| Short task |
Return all lines where the word "JSON" can be found.

| Input |
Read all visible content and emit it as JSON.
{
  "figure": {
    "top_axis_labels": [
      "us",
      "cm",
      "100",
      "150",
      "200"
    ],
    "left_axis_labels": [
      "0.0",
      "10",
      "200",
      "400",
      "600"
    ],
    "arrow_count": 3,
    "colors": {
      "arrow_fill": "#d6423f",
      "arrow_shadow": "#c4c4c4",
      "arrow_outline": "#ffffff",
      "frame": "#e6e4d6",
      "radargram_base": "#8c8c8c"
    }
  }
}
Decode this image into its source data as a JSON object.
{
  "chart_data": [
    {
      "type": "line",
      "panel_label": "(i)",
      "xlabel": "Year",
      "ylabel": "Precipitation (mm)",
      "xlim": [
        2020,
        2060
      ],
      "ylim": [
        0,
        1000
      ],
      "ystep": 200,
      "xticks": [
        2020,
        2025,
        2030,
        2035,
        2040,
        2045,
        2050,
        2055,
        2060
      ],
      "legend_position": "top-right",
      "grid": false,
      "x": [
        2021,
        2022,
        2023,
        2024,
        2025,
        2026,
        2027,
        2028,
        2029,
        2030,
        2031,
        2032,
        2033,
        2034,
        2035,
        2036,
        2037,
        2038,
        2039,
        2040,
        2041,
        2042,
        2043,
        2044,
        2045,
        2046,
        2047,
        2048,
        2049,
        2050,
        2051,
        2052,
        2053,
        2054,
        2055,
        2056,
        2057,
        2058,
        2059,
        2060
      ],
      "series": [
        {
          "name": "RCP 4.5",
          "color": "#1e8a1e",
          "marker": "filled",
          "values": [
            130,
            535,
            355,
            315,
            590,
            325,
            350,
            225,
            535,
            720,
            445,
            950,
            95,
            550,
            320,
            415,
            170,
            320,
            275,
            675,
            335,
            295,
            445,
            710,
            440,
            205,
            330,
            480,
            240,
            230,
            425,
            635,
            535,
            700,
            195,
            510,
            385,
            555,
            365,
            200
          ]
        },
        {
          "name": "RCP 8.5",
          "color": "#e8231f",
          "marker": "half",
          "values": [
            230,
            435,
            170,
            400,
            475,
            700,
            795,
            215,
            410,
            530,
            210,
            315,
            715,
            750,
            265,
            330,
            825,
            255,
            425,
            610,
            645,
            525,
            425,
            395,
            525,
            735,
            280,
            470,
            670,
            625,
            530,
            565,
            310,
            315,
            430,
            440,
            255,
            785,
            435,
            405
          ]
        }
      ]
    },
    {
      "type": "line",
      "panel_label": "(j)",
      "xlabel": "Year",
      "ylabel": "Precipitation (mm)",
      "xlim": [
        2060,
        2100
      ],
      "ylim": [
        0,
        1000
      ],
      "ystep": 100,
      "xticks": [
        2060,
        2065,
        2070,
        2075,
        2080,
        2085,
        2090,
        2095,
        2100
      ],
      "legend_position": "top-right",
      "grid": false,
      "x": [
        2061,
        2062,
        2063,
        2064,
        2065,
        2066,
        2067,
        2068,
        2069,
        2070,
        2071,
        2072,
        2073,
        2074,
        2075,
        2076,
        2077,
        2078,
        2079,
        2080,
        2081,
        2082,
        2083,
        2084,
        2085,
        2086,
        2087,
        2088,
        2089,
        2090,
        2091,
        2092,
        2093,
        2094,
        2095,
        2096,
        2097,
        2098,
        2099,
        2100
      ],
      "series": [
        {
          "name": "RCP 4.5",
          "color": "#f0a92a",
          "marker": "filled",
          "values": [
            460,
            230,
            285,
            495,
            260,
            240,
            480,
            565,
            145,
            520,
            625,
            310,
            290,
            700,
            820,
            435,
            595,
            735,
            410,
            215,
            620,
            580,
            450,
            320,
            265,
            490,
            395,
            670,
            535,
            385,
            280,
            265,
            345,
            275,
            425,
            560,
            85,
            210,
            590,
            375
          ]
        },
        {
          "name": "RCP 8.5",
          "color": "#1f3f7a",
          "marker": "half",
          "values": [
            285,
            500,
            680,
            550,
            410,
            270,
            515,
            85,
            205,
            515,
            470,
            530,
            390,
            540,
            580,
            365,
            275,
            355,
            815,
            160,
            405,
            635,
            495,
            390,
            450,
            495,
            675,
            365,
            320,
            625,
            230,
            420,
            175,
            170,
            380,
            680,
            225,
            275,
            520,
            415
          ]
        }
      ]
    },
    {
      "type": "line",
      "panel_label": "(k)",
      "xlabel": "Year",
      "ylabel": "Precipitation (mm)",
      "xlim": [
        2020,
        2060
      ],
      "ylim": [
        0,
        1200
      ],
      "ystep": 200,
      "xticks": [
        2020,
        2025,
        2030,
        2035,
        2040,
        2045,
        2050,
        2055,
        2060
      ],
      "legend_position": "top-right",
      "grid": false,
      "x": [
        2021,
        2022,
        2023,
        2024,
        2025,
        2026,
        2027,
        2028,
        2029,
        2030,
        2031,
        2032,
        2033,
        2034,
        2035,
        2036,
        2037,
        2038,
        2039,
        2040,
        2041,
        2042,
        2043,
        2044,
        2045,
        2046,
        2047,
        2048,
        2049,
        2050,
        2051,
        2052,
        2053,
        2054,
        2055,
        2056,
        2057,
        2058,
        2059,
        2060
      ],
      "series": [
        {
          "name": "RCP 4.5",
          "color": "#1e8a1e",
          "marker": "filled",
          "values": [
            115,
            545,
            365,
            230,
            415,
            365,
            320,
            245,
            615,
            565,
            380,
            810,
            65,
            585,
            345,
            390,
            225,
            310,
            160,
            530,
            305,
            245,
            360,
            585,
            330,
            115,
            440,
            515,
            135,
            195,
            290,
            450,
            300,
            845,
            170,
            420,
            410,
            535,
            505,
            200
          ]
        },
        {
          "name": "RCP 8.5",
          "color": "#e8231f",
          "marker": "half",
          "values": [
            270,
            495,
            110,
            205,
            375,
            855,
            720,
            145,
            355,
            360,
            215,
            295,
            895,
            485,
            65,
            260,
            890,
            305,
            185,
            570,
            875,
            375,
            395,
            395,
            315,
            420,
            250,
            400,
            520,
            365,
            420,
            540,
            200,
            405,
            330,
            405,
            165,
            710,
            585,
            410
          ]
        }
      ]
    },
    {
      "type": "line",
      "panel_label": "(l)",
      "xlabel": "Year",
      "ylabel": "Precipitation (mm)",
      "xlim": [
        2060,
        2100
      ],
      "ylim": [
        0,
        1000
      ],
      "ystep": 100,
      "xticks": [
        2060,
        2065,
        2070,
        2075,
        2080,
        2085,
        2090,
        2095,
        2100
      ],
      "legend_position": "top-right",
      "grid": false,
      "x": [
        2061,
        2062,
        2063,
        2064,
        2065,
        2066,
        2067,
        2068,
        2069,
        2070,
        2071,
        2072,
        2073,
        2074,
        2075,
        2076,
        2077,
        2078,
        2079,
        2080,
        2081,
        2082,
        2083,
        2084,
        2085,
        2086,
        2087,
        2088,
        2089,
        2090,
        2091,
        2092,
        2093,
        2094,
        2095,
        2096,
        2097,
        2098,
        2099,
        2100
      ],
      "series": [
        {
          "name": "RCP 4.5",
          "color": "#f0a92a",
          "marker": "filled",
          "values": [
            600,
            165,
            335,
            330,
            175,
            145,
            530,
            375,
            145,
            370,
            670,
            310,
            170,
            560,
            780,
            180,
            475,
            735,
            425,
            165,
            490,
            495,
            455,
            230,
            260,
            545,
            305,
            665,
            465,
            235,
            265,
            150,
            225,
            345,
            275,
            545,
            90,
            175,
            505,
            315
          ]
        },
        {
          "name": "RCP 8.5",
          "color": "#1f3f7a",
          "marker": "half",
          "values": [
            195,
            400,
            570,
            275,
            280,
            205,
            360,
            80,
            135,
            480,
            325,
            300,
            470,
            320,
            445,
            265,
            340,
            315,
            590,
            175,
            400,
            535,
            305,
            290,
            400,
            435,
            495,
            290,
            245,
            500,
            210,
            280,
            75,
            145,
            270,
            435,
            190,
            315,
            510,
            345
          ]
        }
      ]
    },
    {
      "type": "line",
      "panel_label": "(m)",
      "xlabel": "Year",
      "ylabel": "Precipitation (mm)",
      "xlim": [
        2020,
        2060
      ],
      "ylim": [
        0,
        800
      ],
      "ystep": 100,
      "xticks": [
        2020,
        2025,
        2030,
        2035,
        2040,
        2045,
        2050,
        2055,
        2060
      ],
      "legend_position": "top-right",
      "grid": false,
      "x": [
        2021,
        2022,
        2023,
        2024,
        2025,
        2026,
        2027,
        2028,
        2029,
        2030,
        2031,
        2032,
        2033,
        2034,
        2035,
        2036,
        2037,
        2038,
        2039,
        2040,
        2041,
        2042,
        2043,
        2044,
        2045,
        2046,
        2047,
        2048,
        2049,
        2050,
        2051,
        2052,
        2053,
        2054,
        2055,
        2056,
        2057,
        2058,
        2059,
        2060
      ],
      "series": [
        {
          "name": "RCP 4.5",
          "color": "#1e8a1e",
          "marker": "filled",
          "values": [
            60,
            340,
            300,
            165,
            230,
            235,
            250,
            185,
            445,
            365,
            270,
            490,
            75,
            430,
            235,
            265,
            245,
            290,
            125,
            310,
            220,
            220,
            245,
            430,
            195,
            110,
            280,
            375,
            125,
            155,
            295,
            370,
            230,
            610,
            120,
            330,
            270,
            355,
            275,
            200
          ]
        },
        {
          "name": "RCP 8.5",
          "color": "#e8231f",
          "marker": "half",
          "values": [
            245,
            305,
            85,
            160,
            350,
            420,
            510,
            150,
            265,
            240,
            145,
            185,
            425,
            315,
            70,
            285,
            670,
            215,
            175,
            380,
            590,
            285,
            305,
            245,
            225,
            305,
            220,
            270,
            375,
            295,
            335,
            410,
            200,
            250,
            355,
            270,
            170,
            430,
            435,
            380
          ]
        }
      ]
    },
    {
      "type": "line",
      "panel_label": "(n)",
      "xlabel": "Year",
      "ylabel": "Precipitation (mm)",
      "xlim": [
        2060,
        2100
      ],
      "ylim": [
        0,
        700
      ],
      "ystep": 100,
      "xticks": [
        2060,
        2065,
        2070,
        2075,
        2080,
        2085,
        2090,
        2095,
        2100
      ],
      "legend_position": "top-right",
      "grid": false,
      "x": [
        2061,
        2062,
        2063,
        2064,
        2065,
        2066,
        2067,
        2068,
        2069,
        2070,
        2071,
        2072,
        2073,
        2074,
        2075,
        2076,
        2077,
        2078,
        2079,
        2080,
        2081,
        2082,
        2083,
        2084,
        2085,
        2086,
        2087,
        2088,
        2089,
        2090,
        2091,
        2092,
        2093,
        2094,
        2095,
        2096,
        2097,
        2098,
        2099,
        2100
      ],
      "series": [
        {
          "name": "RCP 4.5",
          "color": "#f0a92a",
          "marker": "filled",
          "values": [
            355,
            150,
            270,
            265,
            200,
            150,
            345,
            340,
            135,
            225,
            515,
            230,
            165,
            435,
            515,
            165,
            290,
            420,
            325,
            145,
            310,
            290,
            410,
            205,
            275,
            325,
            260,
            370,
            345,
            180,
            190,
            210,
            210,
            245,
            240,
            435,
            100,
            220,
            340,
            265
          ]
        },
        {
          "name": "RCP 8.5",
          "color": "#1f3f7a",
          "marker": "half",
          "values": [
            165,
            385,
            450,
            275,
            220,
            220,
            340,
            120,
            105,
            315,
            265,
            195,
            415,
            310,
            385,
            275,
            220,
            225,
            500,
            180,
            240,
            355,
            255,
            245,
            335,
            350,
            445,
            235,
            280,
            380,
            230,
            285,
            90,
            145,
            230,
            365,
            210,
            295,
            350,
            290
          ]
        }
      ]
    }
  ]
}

| Right answer |
Read all visible content and emit it as JSON.
Decode this image into its source data as a JSON object.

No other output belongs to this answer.